■ **Work to do**:
Repeat the entire listing exactly.

■ **Data for this task**:
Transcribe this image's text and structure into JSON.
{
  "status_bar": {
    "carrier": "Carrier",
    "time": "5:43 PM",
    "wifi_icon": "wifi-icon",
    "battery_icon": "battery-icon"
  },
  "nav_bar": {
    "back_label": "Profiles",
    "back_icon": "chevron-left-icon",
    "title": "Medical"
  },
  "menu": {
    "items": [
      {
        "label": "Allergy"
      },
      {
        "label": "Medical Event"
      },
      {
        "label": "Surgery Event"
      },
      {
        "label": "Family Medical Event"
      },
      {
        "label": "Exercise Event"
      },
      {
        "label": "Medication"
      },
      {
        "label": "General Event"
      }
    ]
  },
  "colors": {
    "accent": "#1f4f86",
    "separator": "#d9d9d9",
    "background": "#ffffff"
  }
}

■ **Response to the exercise**:
Transcribe this image's text and structure into JSON.
{
  "status_bar": {
    "carrier": "Carrier",
    "time": "5:43 PM",
    "wifi_icon": "wifi-icon",
    "battery_icon": "battery-icon"
  },
  "nav_bar": {
    "back_label": "Profiles",
    "back_icon": "chevron-left-icon",
    "title": "Medical"
  },
  "menu": {
    "items": [
      {
        "label": "Allergy"
      },
      {
        "label": "Medical Event"
      },
      {
        "label": "Surgery Event"
      },
      {
        "label": "Family Medical Event"
      },
      {
        "label": "Exercise Event"
      },
      {
        "label": "Medication"
      },
      {
        "label": "General Event"
      }
    ]
  },
  "colors": {
    "accent": "#1f4f86",
    "separator": "#d9d9d9",
    "background": "#ffffff"
  }
}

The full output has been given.